— start Data for this exercise —

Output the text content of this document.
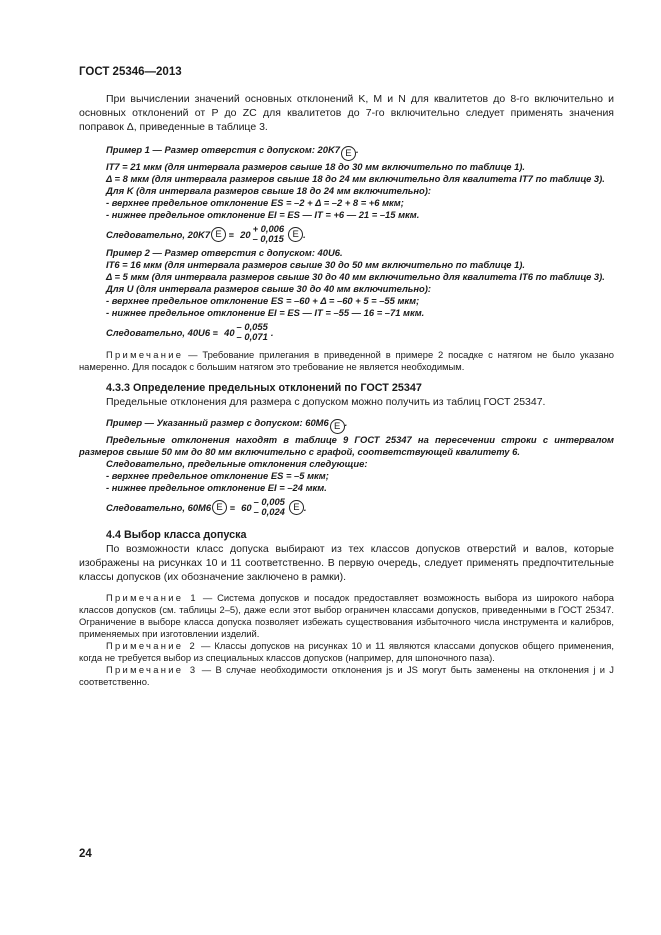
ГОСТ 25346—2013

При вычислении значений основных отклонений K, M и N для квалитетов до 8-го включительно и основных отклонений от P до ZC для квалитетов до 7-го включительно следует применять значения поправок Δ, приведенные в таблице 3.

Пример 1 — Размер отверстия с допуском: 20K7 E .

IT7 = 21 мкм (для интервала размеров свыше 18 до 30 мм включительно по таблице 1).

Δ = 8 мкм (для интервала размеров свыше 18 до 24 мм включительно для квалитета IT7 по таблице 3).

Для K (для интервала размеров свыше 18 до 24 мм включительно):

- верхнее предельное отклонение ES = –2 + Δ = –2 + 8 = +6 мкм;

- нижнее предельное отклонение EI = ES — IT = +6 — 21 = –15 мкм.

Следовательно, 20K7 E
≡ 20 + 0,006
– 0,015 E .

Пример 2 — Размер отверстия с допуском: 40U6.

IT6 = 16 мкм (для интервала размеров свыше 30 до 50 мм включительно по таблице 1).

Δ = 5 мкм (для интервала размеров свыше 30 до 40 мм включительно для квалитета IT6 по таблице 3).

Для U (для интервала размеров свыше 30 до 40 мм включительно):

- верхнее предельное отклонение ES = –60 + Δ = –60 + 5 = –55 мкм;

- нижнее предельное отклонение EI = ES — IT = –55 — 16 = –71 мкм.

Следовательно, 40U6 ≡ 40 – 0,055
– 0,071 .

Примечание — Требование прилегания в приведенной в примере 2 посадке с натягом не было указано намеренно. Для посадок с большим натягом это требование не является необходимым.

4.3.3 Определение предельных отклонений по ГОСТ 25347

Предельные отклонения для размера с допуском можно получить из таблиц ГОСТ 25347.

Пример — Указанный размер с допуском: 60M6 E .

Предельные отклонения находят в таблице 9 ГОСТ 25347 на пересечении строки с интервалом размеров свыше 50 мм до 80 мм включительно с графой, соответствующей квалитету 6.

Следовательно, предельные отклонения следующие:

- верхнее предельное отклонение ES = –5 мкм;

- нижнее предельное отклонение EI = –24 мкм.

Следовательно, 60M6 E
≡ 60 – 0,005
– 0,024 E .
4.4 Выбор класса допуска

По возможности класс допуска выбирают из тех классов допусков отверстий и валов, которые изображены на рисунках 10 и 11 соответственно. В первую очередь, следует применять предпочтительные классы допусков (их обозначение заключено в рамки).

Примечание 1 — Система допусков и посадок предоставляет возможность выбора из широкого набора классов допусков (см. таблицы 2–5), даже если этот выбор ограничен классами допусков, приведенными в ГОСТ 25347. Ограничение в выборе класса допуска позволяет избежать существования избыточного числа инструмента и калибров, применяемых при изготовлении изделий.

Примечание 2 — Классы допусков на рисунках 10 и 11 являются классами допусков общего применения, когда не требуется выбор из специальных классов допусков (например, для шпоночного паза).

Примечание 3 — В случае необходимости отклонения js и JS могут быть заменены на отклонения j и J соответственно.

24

— end Data for this exercise —

Exercise prompt:
Pictures in the records above are left out; print everything else exactly as written.

Task solution:
Output the text content of this document.
ГОСТ 25346—2013

При вычислении значений основных отклонений K, M и N для квалитетов до 8-го включительно и основных отклонений от P до ZC для квалитетов до 7-го включительно следует применять значения поправок Δ, приведенные в таблице 3.

Пример 1 — Размер отверстия с допуском: 20K7 E .

IT7 = 21 мкм (для интервала размеров свыше 18 до 30 мм включительно по таблице 1).

Δ = 8 мкм (для интервала размеров свыше 18 до 24 мм включительно для квалитета IT7 по таблице 3).

Для K (для интервала размеров свыше 18 до 24 мм включительно):

- верхнее предельное отклонение ES = –2 + Δ = –2 + 8 = +6 мкм;

- нижнее предельное отклонение EI = ES — IT = +6 — 21 = –15 мкм.

Следовательно, 20K7 E
≡ 20 + 0,006
– 0,015 E .

Пример 2 — Размер отверстия с допуском: 40U6.

IT6 = 16 мкм (для интервала размеров свыше 30 до 50 мм включительно по таблице 1).

Δ = 5 мкм (для интервала размеров свыше 30 до 40 мм включительно для квалитета IT6 по таблице 3).

Для U (для интервала размеров свыше 30 до 40 мм включительно):

- верхнее предельное отклонение ES = –60 + Δ = –60 + 5 = –55 мкм;

- нижнее предельное отклонение EI = ES — IT = –55 — 16 = –71 мкм.

Следовательно, 40U6 ≡ 40 – 0,055
– 0,071 .

Примечание — Требование прилегания в приведенной в примере 2 посадке с натягом не было указано намеренно. Для посадок с большим натягом это требование не является необходимым.

4.3.3 Определение предельных отклонений по ГОСТ 25347

Предельные отклонения для размера с допуском можно получить из таблиц ГОСТ 25347.

Пример — Указанный размер с допуском: 60M6 E .

Предельные отклонения находят в таблице 9 ГОСТ 25347 на пересечении строки с интервалом размеров свыше 50 мм до 80 мм включительно с графой, соответствующей квалитету 6.

Следовательно, предельные отклонения следующие:

- верхнее предельное отклонение ES = –5 мкм;

- нижнее предельное отклонение EI = –24 мкм.

Следовательно, 60M6 E
≡ 60 – 0,005
– 0,024 E .
4.4 Выбор класса допуска

По возможности класс допуска выбирают из тех классов допусков отверстий и валов, которые изображены на рисунках 10 и 11 соответственно. В первую очередь, следует применять предпочтительные классы допусков (их обозначение заключено в рамки).

Примечание 1 — Система допусков и посадок предоставляет возможность выбора из широкого набора классов допусков (см. таблицы 2–5), даже если этот выбор ограничен классами допусков, приведенными в ГОСТ 25347. Ограничение в выборе класса допуска позволяет избежать существования избыточного числа инструмента и калибров, применяемых при изготовлении изделий.

Примечание 2 — Классы допусков на рисунках 10 и 11 являются классами допусков общего применения, когда не требуется выбор из специальных классов допусков (например, для шпоночного паза).

Примечание 3 — В случае необходимости отклонения js и JS могут быть заменены на отклонения j и J соответственно.

24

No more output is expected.